## Begin EXERCISE DATA
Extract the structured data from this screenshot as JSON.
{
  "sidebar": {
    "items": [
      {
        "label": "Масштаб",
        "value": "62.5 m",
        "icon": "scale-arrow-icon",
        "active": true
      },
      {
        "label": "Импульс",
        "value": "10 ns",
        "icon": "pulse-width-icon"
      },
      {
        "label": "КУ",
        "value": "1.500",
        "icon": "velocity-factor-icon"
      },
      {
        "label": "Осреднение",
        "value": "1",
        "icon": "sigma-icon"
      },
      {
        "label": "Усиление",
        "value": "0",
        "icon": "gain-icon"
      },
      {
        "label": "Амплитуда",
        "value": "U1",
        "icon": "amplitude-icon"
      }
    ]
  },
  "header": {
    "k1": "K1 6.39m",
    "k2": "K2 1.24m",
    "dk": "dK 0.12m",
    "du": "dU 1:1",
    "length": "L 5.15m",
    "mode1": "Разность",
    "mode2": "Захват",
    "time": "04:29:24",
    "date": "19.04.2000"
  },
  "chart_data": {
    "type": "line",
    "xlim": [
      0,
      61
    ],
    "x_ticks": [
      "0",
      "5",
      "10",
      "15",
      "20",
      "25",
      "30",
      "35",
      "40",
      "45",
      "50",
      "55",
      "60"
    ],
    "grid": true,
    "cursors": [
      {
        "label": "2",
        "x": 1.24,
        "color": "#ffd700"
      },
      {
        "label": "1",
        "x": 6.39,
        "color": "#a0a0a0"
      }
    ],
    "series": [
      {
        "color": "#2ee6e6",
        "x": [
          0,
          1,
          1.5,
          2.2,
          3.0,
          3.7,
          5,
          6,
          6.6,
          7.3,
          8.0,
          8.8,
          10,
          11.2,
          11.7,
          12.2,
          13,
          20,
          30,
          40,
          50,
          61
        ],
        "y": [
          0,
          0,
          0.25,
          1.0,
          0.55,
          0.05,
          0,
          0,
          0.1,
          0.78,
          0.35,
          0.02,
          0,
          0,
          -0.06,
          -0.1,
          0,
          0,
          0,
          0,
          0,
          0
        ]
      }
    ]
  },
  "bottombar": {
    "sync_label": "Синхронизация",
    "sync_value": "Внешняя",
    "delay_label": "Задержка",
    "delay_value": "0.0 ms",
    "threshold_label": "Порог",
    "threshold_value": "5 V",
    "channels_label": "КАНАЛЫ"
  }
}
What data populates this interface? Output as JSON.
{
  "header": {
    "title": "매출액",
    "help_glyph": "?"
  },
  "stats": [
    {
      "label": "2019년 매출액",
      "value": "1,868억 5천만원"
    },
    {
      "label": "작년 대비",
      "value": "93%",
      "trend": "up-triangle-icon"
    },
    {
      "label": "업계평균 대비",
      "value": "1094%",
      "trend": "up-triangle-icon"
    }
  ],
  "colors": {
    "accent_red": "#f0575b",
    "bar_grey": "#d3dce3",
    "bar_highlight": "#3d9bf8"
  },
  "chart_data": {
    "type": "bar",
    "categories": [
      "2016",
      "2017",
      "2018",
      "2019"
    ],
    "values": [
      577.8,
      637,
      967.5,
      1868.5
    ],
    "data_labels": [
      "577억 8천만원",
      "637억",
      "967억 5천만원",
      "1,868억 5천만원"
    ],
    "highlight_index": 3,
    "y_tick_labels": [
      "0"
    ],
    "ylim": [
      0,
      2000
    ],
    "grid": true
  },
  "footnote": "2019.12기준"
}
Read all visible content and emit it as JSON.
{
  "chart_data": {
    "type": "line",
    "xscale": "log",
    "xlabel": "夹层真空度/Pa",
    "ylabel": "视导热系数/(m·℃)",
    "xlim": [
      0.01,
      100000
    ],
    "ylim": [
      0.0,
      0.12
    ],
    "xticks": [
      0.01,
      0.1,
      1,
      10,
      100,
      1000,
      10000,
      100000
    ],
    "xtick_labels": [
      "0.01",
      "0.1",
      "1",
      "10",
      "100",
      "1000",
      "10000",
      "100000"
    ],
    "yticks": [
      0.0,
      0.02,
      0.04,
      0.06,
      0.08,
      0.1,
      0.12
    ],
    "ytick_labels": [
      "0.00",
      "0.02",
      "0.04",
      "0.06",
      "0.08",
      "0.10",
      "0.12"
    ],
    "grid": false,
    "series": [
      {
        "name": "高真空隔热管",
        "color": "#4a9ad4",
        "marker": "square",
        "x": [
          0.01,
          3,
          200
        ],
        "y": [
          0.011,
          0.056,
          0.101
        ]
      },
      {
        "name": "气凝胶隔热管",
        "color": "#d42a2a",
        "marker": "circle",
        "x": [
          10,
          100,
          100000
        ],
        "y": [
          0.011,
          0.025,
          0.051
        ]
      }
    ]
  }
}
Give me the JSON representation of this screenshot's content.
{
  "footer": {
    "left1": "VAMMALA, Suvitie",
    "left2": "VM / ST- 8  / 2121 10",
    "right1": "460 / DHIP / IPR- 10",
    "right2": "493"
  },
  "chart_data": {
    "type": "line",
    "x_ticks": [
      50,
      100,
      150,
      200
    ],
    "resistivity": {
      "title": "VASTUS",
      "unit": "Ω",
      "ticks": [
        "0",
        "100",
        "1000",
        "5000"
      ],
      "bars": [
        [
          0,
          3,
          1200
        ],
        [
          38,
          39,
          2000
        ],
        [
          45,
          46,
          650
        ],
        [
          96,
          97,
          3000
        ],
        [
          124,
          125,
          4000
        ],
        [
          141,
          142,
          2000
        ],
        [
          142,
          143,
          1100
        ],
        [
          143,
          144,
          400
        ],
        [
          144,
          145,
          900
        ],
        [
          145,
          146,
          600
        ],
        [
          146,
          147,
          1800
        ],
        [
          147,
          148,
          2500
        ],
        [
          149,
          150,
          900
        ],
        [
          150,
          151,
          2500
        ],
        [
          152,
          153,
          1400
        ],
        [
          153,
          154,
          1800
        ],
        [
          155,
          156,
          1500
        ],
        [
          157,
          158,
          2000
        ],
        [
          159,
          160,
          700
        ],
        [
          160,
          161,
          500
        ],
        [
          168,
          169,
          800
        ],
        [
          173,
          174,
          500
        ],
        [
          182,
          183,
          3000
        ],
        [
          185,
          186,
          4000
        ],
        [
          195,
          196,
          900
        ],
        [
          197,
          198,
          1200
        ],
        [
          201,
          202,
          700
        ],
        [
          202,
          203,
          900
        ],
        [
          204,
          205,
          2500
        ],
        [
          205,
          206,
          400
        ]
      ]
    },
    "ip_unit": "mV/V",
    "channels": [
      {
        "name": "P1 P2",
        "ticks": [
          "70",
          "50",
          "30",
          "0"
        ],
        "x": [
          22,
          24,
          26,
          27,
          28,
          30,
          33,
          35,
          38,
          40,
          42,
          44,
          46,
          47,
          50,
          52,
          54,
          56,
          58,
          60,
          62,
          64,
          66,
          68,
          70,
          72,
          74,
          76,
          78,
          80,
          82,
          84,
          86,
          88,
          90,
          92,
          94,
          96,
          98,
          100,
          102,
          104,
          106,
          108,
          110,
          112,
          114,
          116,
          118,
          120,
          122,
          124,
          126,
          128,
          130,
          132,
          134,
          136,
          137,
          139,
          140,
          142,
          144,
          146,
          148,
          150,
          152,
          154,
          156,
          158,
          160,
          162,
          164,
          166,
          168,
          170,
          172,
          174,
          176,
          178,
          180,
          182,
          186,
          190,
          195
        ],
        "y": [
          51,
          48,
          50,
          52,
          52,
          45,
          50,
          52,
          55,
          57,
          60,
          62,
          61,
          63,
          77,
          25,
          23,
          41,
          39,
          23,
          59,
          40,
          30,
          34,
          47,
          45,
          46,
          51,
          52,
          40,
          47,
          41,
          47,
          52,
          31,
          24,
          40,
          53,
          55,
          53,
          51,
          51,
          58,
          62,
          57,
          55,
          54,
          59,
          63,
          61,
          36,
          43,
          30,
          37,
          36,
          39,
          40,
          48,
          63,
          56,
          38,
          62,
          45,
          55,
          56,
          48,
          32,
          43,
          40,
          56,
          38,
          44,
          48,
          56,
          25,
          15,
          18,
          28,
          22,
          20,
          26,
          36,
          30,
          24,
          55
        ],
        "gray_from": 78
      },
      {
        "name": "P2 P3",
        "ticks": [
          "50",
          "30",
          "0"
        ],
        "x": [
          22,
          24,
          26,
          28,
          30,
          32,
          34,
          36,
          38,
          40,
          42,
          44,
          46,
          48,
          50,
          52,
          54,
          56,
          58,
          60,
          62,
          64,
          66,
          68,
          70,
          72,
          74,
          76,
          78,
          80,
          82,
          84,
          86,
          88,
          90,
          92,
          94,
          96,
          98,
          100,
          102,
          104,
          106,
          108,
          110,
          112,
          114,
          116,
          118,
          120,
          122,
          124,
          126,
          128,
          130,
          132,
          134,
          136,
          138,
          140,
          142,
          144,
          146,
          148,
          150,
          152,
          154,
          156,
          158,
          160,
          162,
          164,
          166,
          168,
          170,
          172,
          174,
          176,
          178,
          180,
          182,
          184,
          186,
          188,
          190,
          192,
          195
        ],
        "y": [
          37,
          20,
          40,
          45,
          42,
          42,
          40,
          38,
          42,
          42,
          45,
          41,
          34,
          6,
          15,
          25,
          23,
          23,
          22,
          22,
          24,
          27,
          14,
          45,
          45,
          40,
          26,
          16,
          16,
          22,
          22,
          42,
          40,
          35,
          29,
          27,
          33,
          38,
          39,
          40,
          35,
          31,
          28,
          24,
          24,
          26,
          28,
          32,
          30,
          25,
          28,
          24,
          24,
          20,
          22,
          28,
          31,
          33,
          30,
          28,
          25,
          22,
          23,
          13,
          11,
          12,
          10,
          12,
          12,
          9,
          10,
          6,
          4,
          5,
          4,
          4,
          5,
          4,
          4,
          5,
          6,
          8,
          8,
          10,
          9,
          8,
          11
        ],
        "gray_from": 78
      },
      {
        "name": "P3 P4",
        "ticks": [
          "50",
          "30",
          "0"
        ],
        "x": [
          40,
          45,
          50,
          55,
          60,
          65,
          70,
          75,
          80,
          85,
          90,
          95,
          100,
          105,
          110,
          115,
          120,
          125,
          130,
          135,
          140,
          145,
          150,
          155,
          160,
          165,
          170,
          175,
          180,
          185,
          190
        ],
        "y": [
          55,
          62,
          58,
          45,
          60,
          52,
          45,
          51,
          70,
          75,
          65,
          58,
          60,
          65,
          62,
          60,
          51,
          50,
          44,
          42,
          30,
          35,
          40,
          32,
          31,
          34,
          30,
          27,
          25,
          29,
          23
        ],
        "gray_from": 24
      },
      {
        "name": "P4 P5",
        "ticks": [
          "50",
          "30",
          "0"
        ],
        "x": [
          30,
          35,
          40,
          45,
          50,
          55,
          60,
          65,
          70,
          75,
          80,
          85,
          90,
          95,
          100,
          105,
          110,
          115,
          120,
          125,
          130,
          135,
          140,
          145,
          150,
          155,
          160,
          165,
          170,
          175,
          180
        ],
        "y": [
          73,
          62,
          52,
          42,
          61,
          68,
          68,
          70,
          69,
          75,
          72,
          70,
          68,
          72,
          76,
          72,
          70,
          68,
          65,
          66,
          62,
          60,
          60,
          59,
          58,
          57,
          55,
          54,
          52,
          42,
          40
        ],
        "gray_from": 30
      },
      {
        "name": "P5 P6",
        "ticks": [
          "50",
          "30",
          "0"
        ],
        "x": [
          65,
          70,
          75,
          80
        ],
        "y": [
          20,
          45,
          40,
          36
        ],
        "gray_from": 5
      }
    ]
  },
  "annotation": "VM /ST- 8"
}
## End EXERCISE DATA
GIVEN PROBLEM |
Copy all lines above containing the string "JSON".

RESULT FOR THIS EXERCISE |
Extract the structured data from this screenshot as JSON.
What data populates this interface? Output as JSON.
Read all visible content and emit it as JSON.
Give me the JSON representation of this screenshot's content.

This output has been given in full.